▸ Written request
Gather each line of the entries below that includes "score".

==*==

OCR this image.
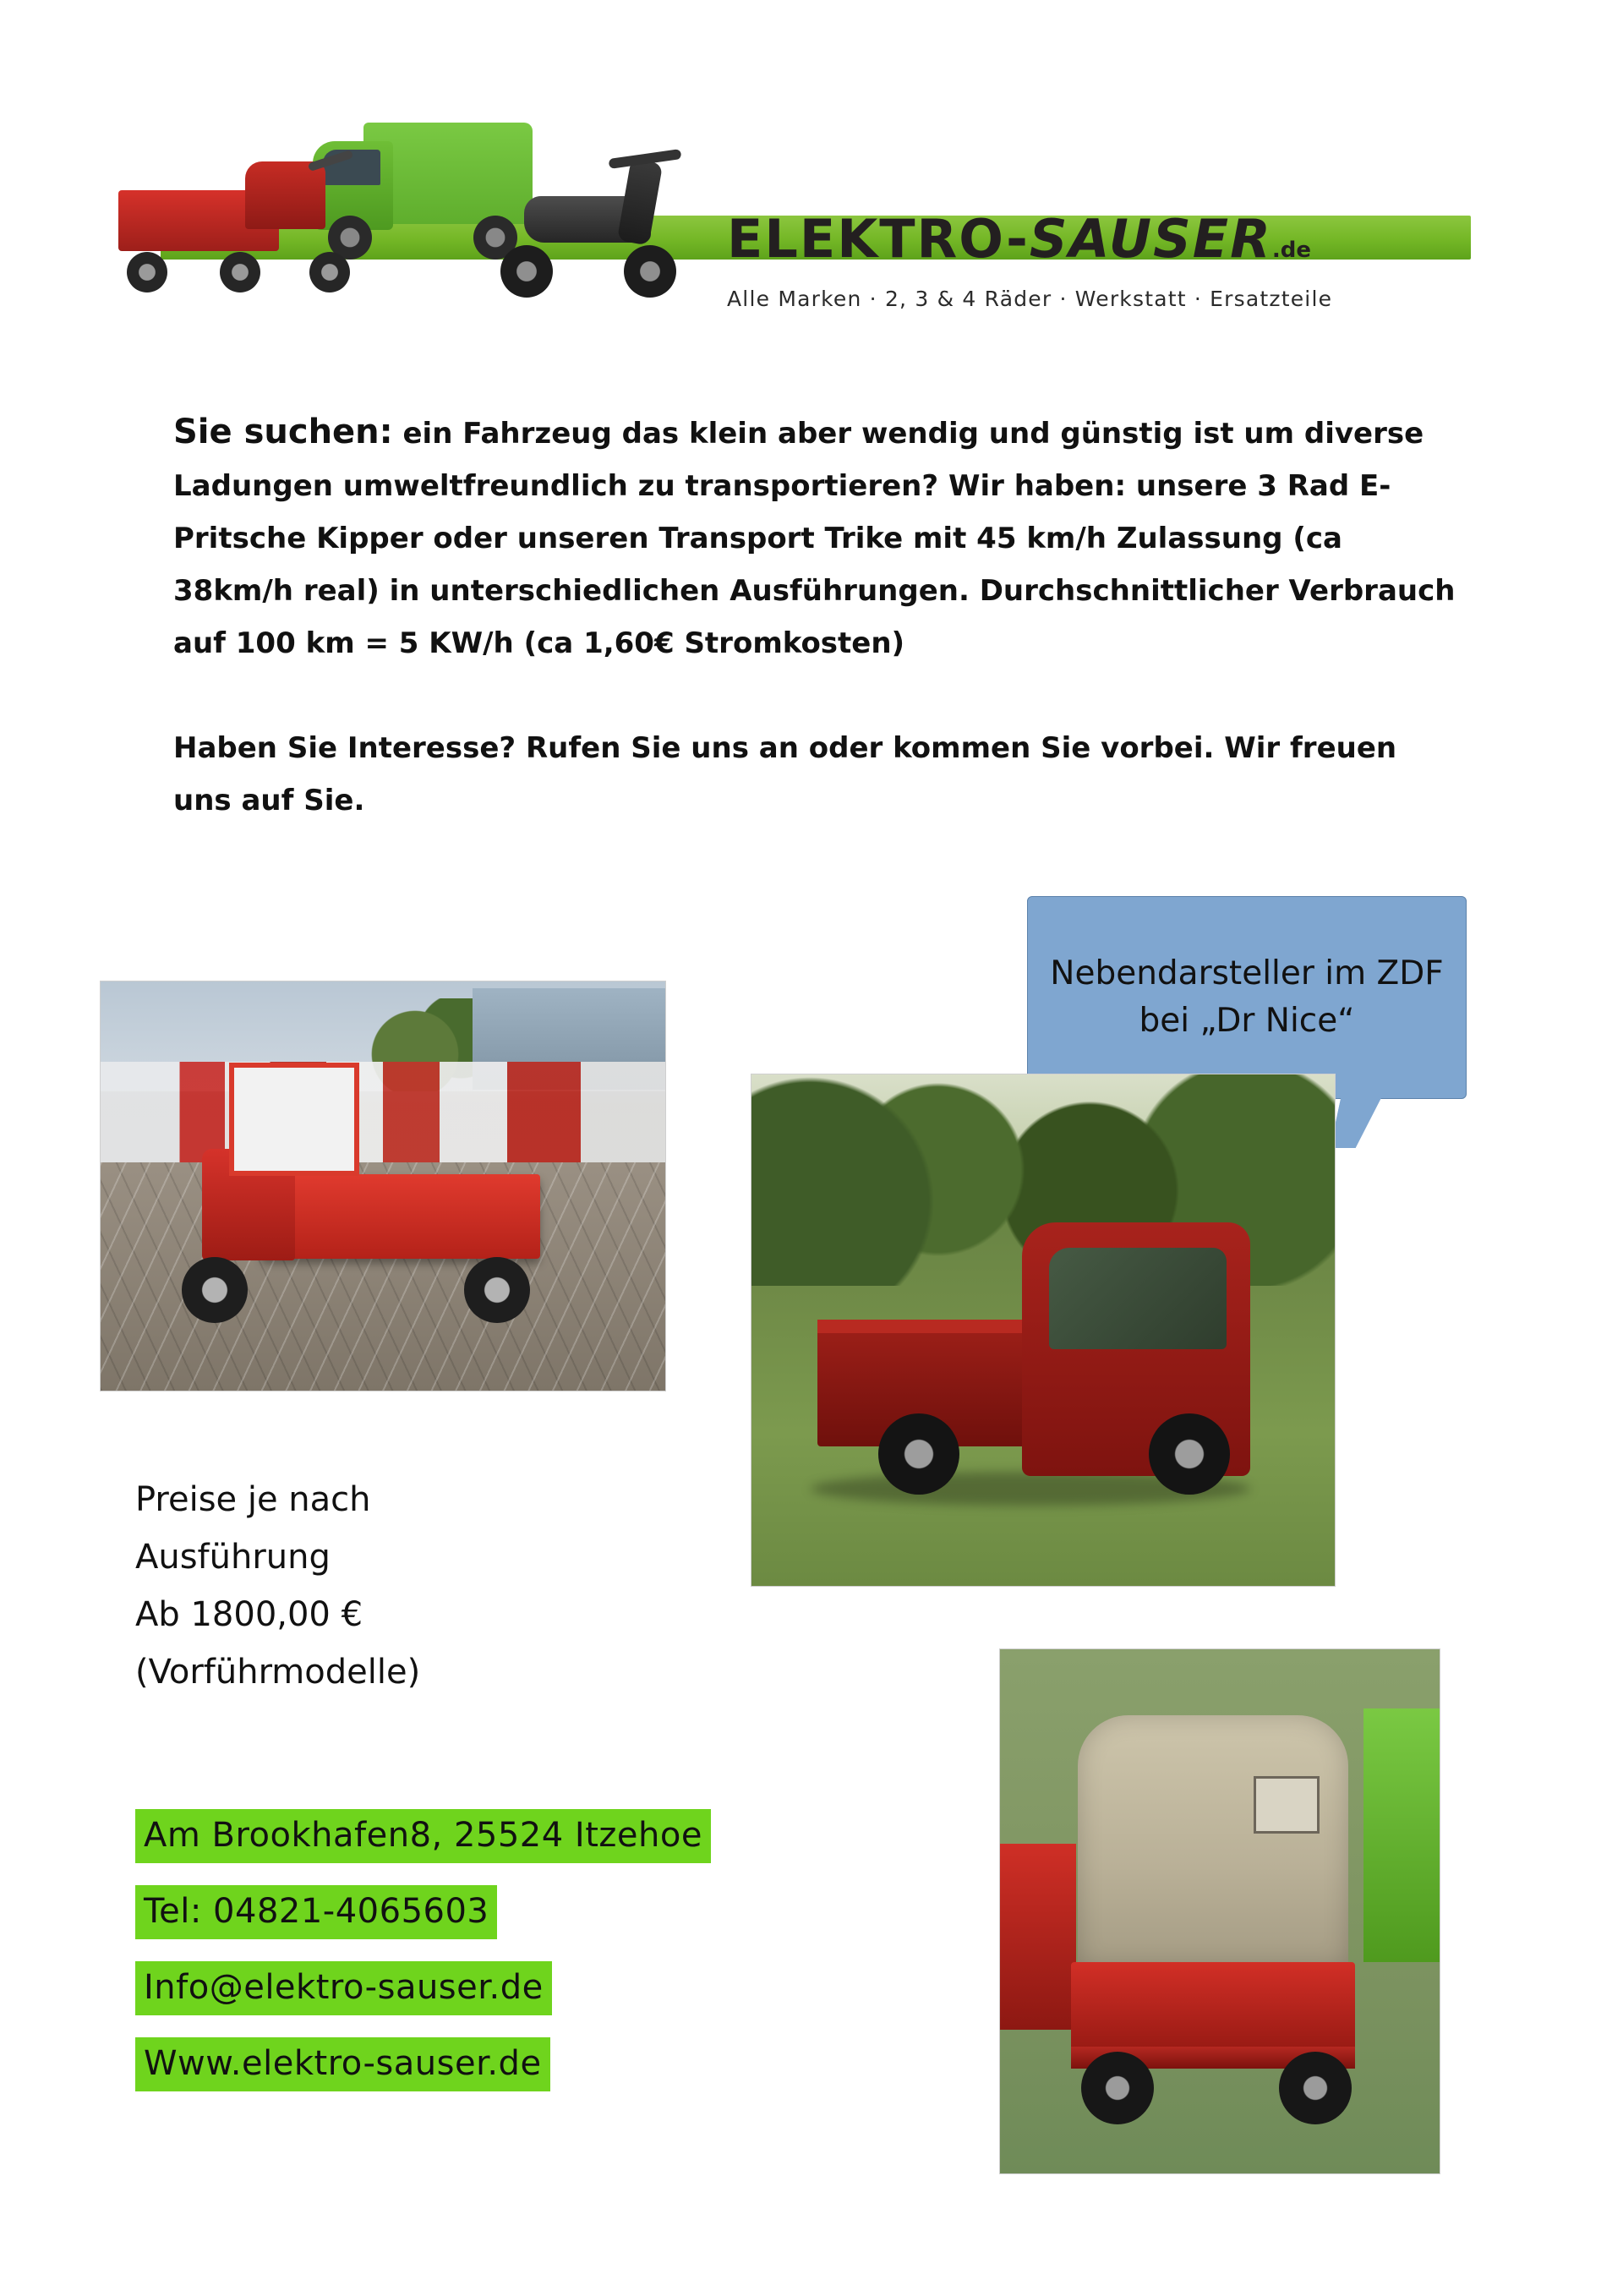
ELEKTRO-SAUSER.de
Alle Marken · 2, 3 & 4 Räder · Werkstatt · Ersatzteile

Sie suchen: ein Fahrzeug das klein aber wendig und günstig ist um diverse Ladungen umweltfreundlich zu transportieren? Wir haben: unsere 3 Rad E-Pritsche Kipper oder unseren Transport Trike mit 45 km/h Zulassung (ca 38km/h real) in unterschiedlichen Ausführungen. Durchschnittlicher Verbrauch auf 100 km = 5 KW/h (ca 1,60€ Stromkosten)

Haben Sie Interesse? Rufen Sie uns an oder kommen Sie vorbei. Wir freuen uns auf Sie.

Nebendarsteller im ZDF bei „Dr Nice“

Preise je nach

Ausführung

Ab 1800,00 €

(Vorführmodelle)

Am Brookhafen8, 25524 Itzehoe
Tel: 04821-4065603
Info@elektro-sauser.de
Www.elektro-sauser.de
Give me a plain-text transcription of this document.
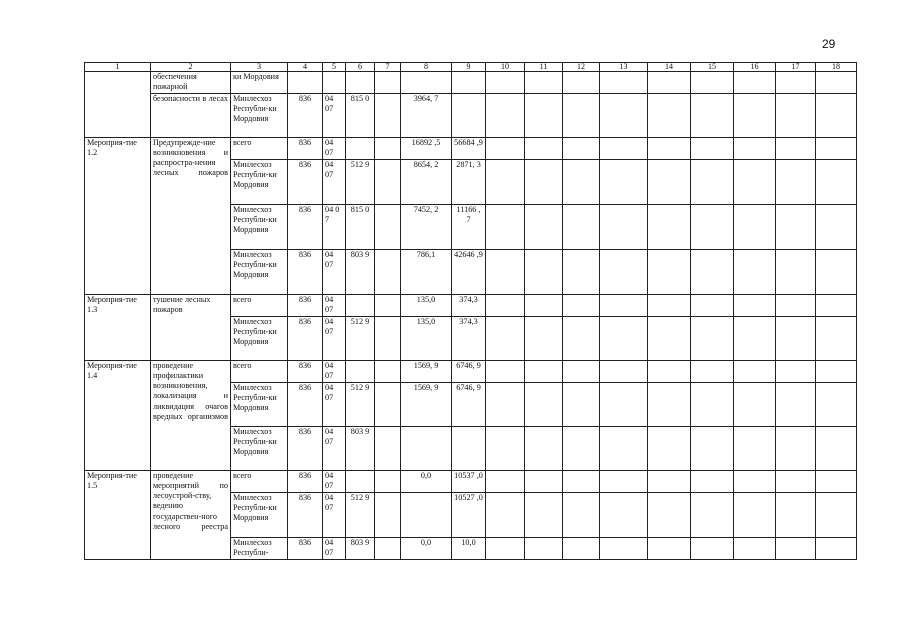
29
1	2	3	4	5	6	7	8	9	10	11	12	13	14	15	16	17	18
	обеспечения пожарной	ки Мордовия															
	безопасности в лесах	Минлесхоз Республи-ки Мордовия	836	04 07	815 0		3964, 7										
Мероприя-тие 1.2	Предупрежде-ние возникновения и распростра-нения лесных пожаров	всего	836	04 07			16892 ,5	56684 ,9									
		Минлесхоз Республи-ки Мордовия	836	04 07	512 9		8654, 2	2871, 3									
		Минлесхоз Республи-ки Мордовия	836	04 0 7	815 0		7452, 2	11166 , 7									
		Минлесхоз Республи-ки Мордовия	836	04 07	803 9		786,1	42646 ,9									
Мероприя-тие 1.3	тушение лесных пожаров	всего	836	04 07			135,0	374,3									
		Минлесхоз Республи-ки Мордовия	836	04 07	512 9		135,0	374,3									
Мероприя-тие 1.4	проведение профилактики возникновения, локализация и ликвидация очагов вредных организмов	всего	836	04 07			1569, 9	6746, 9									
		Минлесхоз Республи-ки Мордовия	836	04 07	512 9		1569, 9	6746, 9									
		Минлесхоз Республи-ки Мордовия	836	04 07	803 9												
Мероприя-тие 1.5	проведение мероприятий по лесоустрой-ству, ведению государствен-ного лесного реестра	всего	836	04 07			0,0	10537 ,0									
		Минлесхоз Республи-ки Мордовия	836	04 07	512 9			10527 ,0									
		Минлесхоз Республи-	836	04 07	803 9		0,0	10,0									
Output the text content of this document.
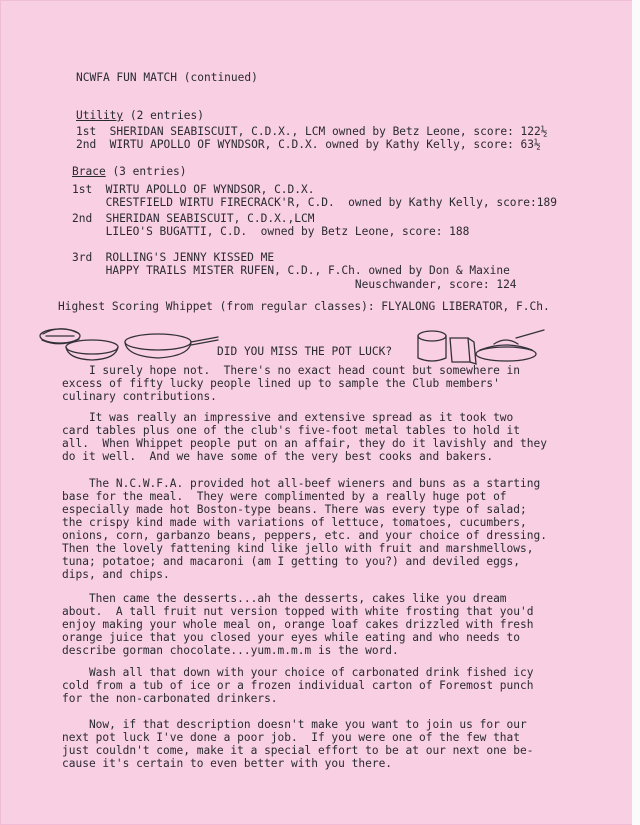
NCWFA FUN MATCH (continued)
Utility (2 entries)
1st  SHERIDAN SEABISCUIT, C.D.X., LCM owned by Betz Leone, score: 122½
2nd  WIRTU APOLLO OF WYNDSOR, C.D.X. owned by Kathy Kelly, score: 63½
Brace (3 entries)
1st  WIRTU APOLLO OF WYNDSOR, C.D.X.
CRESTFIELD WIRTU FIRECRACK'R, C.D.  owned by Kathy Kelly, score:189
2nd  SHERIDAN SEABISCUIT, C.D.X.,LCM
LILEO'S BUGATTI, C.D.  owned by Betz Leone, score: 188
3rd  ROLLING'S JENNY KISSED ME
HAPPY TRAILS MISTER RUFEN, C.D., F.Ch. owned by Don & Maxine
Neuschwander, score: 124
Highest Scoring Whippet (from regular classes): FLYALONG LIBERATOR, F.Ch.
DID YOU MISS THE POT LUCK?
I surely hope not.  There's no exact head count but somewhere in
excess of fifty lucky people lined up to sample the Club members'
culinary contributions.
It was really an impressive and extensive spread as it took two
card tables plus one of the club's five-foot metal tables to hold it
all.  When Whippet people put on an affair, they do it lavishly and they
do it well.  And we have some of the very best cooks and bakers.
The N.C.W.F.A. provided hot all-beef wieners and buns as a starting
base for the meal.  They were complimented by a really huge pot of
especially made hot Boston-type beans. There was every type of salad;
the crispy kind made with variations of lettuce, tomatoes, cucumbers,
onions, corn, garbanzo beans, peppers, etc. and your choice of dressing.
Then the lovely fattening kind like jello with fruit and marshmellows,
tuna; potatoe; and macaroni (am I getting to you?) and deviled eggs,
dips, and chips.
Then came the desserts...ah the desserts, cakes like you dream
about.  A tall fruit nut version topped with white frosting that you'd
enjoy making your whole meal on, orange loaf cakes drizzled with fresh
orange juice that you closed your eyes while eating and who needs to
describe gorman chocolate...yum.m.m.m is the word.
Wash all that down with your choice of carbonated drink fished icy
cold from a tub of ice or a frozen individual carton of Foremost punch
for the non-carbonated drinkers.
Now, if that description doesn't make you want to join us for our
next pot luck I've done a poor job.  If you were one of the few that
just couldn't come, make it a special effort to be at our next one be-
cause it's certain to even better with you there.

==*==

▸ Task solution
1st  SHERIDAN SEABISCUIT, C.D.X., LCM owned by Betz Leone, score: 122½
2nd  WIRTU APOLLO OF WYNDSOR, C.D.X. owned by Kathy Kelly, score: 63½
CRESTFIELD WIRTU FIRECRACK'R, C.D.  owned by Kathy Kelly, score:189
LILEO'S BUGATTI, C.D.  owned by Betz Leone, score: 188
Neuschwander, score: 124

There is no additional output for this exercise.